**Instructions for the task**
In the listing below, locate the lines that hold "Providers" and copy them.

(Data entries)
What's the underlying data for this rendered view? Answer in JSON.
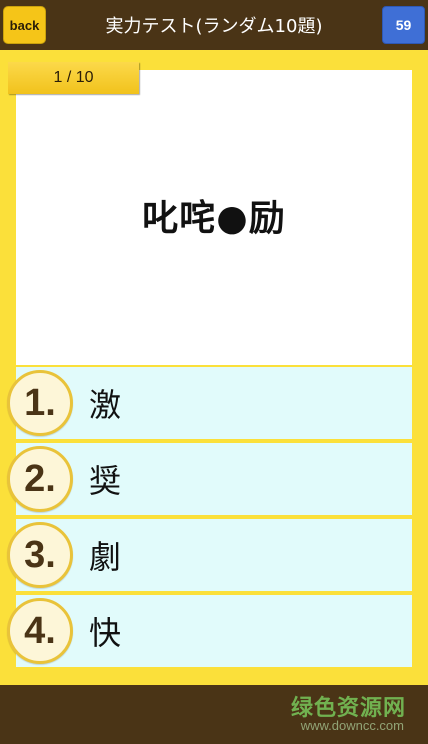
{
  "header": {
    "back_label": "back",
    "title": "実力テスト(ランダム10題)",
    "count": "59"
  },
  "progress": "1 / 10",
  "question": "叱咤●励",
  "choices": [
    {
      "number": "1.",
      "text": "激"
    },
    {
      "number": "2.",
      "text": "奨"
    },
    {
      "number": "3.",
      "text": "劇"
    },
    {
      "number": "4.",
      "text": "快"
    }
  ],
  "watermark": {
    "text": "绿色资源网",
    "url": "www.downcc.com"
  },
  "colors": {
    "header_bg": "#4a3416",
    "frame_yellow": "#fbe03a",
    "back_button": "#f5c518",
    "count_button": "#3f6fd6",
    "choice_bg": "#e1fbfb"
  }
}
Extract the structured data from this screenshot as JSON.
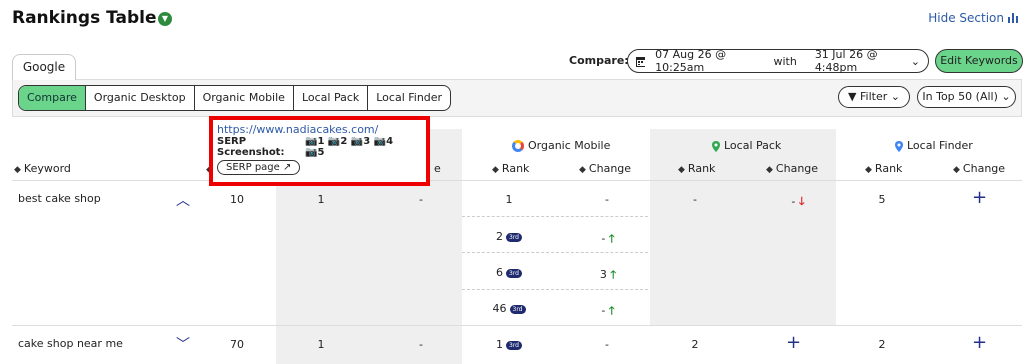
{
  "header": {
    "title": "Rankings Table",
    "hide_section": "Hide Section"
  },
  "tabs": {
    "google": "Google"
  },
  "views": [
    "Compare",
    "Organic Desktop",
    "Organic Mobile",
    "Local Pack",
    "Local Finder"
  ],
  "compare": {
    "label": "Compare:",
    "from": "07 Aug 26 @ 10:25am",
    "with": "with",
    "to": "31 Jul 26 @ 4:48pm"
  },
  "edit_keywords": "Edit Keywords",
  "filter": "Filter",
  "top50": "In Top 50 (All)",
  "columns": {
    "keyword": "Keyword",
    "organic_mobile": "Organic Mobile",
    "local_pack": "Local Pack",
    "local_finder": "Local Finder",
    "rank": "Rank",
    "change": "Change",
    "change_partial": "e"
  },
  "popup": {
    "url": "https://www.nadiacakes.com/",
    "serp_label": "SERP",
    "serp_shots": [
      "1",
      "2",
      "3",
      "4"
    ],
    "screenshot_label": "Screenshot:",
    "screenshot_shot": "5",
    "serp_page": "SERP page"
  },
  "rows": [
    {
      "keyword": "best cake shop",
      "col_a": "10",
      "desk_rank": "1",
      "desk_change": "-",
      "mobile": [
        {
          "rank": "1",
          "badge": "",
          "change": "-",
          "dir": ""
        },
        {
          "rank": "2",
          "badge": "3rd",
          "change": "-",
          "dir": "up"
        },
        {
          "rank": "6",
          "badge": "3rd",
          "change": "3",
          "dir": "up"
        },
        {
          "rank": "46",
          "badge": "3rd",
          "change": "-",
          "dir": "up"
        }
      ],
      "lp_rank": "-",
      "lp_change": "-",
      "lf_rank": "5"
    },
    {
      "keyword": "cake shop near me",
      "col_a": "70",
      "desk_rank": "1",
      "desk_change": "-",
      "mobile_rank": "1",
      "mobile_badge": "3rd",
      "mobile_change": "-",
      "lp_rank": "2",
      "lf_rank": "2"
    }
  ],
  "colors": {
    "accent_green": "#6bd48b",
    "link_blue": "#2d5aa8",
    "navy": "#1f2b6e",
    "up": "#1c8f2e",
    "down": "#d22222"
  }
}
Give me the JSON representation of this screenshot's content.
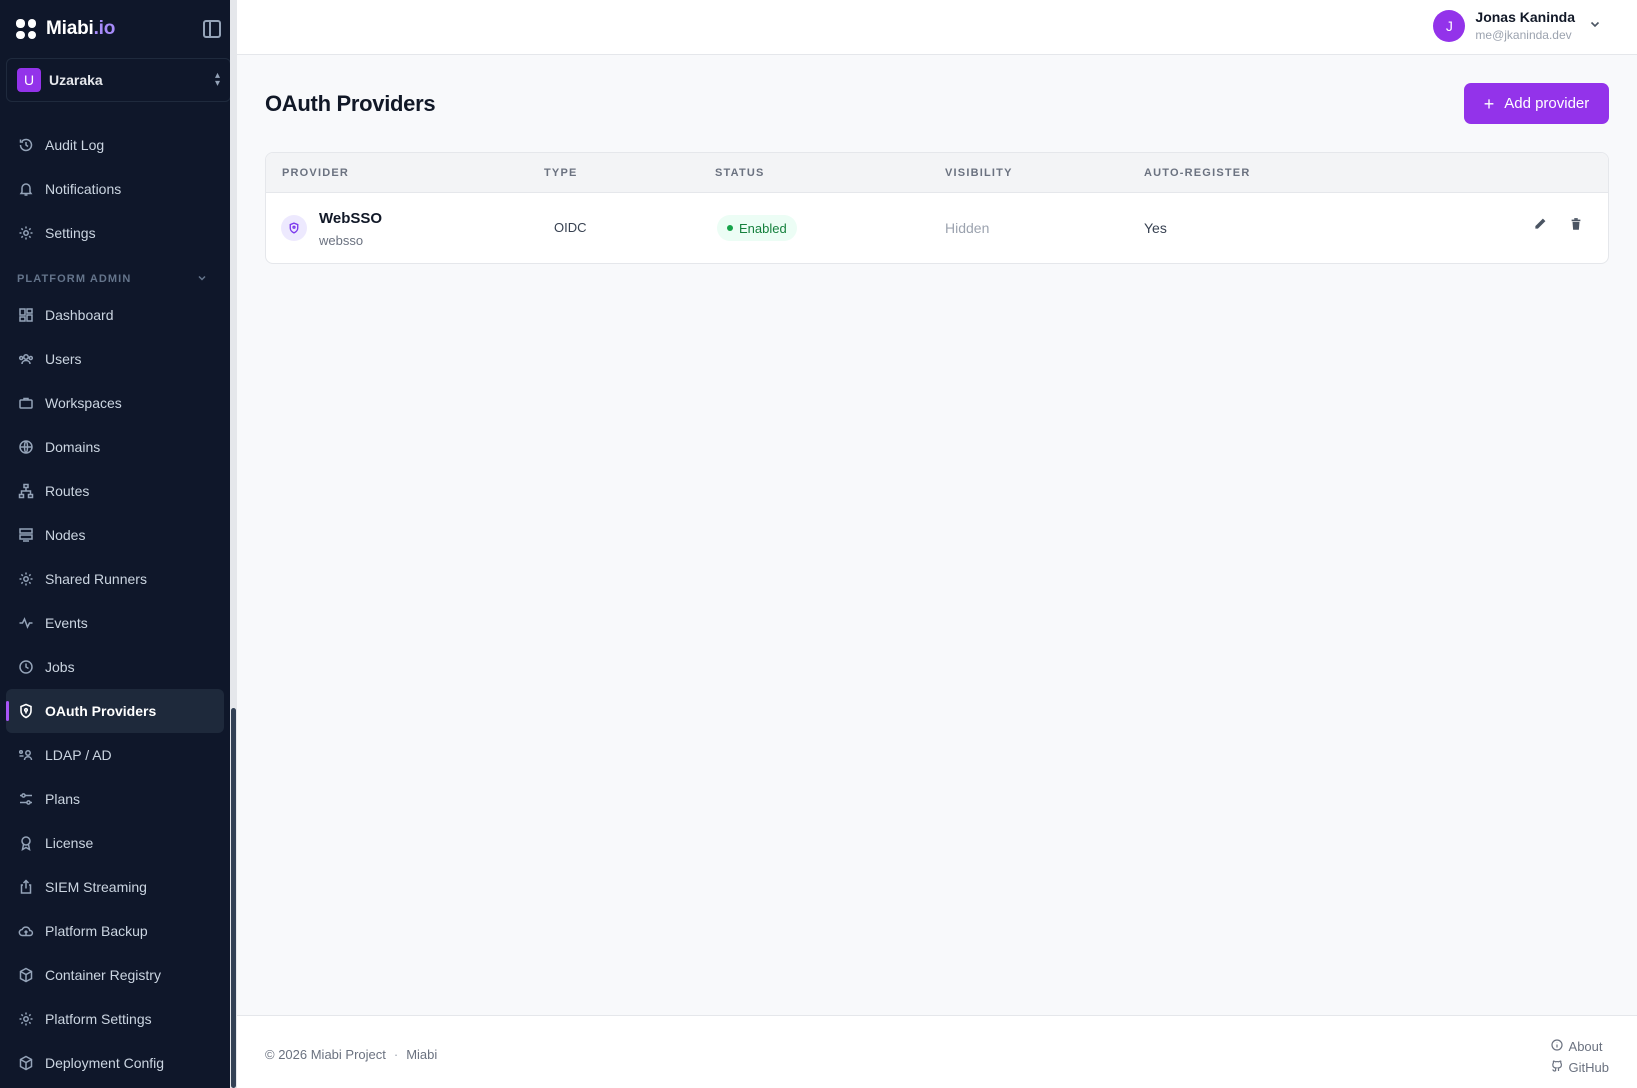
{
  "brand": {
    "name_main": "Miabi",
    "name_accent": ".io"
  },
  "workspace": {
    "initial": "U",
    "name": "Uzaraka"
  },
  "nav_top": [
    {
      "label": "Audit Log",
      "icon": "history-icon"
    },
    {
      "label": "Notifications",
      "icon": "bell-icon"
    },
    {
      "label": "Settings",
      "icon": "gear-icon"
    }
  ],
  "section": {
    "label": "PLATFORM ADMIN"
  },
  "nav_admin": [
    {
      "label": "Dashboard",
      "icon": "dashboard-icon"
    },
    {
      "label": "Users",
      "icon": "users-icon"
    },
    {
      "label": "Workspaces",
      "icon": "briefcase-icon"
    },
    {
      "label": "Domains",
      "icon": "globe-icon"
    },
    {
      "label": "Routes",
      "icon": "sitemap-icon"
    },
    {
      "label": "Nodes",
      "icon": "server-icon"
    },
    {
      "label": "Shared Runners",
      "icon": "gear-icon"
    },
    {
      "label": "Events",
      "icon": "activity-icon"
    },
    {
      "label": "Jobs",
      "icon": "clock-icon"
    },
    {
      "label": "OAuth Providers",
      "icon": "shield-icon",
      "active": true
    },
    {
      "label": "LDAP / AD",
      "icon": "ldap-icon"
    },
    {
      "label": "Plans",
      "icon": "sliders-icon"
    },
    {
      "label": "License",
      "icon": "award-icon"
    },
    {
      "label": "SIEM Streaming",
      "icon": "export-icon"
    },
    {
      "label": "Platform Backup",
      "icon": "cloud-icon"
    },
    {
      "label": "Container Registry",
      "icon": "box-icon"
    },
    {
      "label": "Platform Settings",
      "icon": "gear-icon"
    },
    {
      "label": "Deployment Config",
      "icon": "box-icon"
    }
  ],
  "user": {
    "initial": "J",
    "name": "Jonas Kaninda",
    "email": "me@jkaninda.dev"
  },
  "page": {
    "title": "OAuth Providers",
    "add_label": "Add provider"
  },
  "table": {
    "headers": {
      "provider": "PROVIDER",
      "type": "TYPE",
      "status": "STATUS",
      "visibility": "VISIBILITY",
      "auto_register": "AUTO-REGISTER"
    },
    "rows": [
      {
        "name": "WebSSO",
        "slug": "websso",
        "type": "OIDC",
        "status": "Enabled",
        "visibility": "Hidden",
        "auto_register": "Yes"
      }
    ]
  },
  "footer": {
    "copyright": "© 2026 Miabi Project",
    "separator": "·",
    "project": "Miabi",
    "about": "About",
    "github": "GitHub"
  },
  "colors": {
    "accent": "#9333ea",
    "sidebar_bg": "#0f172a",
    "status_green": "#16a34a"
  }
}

**Result for this exercise**
      "label": "OAuth Providers",
    "title": "OAuth Providers",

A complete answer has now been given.